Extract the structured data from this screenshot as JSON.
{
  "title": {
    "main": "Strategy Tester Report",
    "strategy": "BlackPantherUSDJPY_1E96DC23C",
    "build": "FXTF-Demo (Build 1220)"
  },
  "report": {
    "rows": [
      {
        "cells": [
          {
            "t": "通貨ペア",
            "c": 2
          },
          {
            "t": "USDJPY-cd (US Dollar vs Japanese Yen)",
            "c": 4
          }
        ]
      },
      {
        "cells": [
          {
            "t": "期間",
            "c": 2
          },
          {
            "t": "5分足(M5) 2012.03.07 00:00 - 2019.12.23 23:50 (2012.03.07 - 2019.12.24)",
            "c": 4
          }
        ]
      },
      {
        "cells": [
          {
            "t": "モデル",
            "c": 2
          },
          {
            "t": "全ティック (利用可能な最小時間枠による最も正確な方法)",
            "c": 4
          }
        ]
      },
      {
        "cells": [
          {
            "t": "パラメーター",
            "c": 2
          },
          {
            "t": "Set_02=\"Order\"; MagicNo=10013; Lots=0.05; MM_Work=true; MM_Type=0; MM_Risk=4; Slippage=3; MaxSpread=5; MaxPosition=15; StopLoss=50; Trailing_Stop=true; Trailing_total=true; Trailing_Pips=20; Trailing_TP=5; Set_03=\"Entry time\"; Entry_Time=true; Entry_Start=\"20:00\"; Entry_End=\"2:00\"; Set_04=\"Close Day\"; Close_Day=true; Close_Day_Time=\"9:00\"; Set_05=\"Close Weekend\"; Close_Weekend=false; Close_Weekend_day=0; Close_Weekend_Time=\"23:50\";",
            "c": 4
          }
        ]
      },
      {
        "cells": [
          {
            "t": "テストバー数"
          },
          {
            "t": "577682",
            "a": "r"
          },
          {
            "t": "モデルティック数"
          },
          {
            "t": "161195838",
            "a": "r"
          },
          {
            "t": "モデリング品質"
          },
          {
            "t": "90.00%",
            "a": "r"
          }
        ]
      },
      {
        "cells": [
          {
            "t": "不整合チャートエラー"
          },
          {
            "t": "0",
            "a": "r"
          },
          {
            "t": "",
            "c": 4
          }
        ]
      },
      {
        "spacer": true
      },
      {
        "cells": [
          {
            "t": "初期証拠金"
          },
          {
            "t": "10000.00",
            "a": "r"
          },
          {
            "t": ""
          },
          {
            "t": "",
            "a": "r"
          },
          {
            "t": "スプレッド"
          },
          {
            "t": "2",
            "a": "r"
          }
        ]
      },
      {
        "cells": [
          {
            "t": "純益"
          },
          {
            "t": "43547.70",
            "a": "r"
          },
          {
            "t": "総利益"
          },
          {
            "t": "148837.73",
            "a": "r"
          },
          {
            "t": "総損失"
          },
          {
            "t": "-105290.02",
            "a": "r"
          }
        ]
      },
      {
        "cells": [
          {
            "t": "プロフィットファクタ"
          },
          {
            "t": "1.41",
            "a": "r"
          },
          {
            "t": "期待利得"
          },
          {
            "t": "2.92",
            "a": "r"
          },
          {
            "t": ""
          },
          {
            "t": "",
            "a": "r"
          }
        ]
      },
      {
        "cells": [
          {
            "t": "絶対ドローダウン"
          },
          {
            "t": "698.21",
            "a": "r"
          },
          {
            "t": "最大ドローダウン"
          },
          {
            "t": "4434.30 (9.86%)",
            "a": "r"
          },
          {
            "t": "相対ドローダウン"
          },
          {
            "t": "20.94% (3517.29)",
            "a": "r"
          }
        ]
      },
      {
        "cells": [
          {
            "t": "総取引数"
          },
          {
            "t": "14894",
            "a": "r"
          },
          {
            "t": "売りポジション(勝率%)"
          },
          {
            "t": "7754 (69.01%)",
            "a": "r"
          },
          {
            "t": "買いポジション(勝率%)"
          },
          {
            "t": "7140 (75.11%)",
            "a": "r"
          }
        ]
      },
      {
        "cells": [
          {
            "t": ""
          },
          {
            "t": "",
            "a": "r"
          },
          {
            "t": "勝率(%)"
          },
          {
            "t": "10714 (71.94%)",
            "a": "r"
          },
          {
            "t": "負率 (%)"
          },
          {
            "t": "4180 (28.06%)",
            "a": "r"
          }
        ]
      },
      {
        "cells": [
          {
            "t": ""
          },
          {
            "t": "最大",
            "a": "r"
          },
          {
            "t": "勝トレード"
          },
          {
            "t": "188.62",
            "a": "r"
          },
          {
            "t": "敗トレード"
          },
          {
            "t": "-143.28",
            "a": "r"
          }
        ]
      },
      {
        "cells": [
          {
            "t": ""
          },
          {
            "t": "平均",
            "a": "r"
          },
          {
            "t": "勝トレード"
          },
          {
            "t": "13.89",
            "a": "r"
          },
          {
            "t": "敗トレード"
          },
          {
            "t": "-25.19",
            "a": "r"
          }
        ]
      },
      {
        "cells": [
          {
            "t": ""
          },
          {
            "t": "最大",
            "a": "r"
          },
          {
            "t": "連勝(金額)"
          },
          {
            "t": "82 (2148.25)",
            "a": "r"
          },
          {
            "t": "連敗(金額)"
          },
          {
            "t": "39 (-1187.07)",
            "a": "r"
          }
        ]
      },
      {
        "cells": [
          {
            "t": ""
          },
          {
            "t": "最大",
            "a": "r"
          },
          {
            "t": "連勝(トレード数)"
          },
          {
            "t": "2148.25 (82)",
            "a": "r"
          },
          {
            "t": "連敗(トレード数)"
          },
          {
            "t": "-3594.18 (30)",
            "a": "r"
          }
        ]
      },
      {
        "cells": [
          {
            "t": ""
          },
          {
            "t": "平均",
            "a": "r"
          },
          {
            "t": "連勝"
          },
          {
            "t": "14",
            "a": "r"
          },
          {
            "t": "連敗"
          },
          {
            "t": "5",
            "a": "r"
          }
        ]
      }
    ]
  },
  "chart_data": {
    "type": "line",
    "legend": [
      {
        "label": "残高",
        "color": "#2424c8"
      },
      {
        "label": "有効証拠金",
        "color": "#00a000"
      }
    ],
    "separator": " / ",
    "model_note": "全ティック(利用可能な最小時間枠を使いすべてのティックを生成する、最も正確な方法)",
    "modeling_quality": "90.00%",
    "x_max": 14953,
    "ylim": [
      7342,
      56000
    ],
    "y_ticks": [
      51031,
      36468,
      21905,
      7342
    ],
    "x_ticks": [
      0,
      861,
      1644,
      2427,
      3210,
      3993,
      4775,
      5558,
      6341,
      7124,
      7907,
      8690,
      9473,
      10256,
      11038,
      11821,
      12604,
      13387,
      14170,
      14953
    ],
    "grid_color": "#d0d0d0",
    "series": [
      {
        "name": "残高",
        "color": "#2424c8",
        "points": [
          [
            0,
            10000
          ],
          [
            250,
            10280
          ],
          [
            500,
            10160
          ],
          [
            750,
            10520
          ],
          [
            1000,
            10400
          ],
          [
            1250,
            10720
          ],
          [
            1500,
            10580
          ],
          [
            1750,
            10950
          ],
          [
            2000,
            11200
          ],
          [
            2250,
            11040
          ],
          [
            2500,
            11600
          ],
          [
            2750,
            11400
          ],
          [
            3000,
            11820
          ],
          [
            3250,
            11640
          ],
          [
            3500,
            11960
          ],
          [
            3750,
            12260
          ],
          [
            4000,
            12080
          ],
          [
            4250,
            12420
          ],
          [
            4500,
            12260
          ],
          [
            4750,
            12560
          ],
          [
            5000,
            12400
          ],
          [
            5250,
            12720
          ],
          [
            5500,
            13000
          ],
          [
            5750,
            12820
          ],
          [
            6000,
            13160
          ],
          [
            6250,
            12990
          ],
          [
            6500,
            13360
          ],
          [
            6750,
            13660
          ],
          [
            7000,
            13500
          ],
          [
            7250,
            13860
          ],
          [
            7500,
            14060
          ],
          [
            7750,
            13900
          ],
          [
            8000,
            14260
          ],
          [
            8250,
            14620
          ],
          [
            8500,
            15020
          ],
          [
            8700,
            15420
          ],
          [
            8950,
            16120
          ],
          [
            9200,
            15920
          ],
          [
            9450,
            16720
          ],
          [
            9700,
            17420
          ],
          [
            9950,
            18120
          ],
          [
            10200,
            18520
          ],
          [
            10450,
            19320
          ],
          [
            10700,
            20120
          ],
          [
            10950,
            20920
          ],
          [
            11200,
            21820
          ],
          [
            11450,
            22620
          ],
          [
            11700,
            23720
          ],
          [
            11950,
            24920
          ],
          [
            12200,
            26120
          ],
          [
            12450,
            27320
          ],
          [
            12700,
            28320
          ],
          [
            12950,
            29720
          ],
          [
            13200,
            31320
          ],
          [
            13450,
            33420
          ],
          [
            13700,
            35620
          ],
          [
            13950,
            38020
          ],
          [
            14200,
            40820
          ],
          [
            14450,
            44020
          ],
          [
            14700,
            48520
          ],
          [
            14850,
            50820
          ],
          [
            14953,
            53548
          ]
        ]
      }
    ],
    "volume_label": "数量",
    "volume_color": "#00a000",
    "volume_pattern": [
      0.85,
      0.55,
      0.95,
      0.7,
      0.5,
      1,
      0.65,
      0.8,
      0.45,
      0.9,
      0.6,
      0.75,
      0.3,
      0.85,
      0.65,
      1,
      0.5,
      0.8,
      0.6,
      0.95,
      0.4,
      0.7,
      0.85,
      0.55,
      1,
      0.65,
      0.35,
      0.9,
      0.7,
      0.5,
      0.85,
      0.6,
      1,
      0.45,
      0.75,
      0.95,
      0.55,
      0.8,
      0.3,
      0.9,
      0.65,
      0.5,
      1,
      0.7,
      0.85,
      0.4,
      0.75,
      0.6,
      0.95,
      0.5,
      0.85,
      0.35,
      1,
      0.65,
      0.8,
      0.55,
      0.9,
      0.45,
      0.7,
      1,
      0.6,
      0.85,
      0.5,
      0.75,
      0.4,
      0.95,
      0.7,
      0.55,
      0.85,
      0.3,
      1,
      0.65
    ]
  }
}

## WHAT IS NEEDED
Pull out every line of the records that includes the string "全ティック".

## TASK RESULT
            "t": "全ティック (利用可能な最小時間枠による最も正確な方法)",
    "model_note": "全ティック(利用可能な最小時間枠を使いすべてのティックを生成する、最も正確な方法)",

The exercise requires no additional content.